Exercise description: Below are entries. Pull out all lines containing "颜色分类".

Dataset records:
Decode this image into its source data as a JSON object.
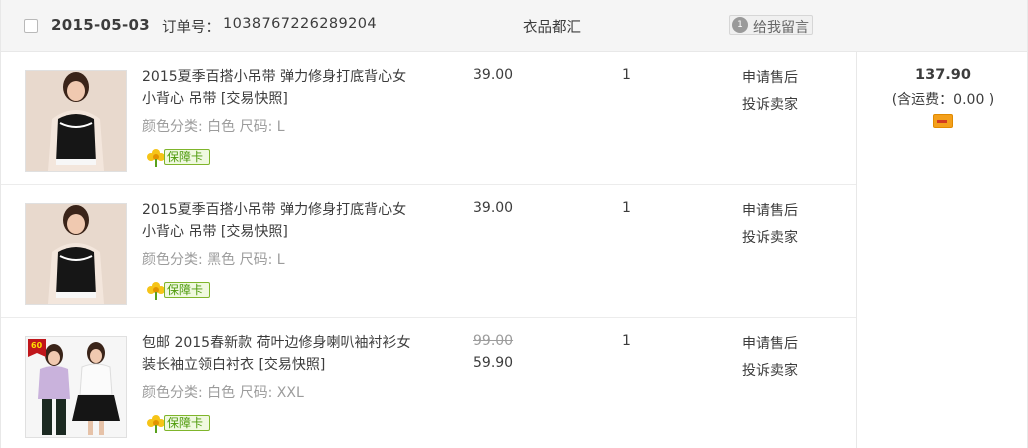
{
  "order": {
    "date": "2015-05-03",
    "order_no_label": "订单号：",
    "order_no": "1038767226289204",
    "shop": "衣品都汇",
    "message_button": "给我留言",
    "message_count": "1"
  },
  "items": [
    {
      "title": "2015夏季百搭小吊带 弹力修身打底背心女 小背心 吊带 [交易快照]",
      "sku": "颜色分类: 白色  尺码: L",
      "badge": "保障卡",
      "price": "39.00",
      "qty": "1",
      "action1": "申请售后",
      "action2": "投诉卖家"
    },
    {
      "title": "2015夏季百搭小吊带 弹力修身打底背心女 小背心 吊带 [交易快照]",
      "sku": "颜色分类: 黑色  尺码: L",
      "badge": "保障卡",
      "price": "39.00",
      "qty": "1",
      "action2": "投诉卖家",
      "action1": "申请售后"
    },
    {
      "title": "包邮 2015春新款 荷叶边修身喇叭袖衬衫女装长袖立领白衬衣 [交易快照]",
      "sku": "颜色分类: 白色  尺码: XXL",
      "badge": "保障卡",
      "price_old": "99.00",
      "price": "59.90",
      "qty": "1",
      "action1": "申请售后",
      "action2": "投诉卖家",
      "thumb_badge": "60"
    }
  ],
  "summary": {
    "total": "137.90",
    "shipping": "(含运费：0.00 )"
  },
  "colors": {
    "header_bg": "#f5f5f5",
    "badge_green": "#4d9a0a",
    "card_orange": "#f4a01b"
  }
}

The answer:
      "sku": "颜色分类: 白色  尺码: L",
      "sku": "颜色分类: 黑色  尺码: L",
      "sku": "颜色分类: 白色  尺码: XXL",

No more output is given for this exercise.